## EXERCISE DETAILS
Count the lines below that contain the word "page". Give only the number.
[begin PROVIDED MATERIAL]
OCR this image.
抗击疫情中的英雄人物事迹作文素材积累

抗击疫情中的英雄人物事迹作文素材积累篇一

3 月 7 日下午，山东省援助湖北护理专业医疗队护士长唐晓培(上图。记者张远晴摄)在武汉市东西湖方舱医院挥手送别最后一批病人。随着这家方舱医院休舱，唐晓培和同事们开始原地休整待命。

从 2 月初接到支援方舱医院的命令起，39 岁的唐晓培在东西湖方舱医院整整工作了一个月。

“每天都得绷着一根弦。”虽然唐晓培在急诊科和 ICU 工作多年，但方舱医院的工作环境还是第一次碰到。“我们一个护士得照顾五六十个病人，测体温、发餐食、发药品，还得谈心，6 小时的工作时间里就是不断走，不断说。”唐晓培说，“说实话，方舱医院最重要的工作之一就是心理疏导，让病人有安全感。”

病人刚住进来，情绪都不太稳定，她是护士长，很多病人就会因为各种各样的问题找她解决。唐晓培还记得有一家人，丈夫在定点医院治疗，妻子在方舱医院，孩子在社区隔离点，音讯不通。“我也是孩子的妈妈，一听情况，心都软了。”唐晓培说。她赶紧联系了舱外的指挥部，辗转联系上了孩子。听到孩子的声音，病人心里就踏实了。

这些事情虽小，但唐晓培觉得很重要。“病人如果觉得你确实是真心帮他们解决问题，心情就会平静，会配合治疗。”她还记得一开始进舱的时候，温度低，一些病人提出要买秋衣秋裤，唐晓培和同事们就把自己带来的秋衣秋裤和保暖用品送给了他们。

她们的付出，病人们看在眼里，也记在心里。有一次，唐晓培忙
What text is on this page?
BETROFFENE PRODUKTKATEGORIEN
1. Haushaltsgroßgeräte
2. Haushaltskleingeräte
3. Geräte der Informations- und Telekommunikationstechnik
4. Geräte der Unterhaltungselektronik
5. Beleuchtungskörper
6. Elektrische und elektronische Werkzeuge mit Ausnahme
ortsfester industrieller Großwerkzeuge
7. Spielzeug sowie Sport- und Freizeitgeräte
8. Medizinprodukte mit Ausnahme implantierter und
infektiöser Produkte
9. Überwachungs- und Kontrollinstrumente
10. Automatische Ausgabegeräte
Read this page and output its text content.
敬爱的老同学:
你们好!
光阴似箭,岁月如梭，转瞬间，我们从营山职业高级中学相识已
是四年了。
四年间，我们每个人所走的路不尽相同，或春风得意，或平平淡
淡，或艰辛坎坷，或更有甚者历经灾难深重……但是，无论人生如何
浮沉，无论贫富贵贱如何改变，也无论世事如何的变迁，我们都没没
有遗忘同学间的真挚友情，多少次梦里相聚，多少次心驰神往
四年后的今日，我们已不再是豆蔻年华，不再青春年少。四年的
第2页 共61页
[end PROVIDED MATERIAL]
## TASK OUTPUT
2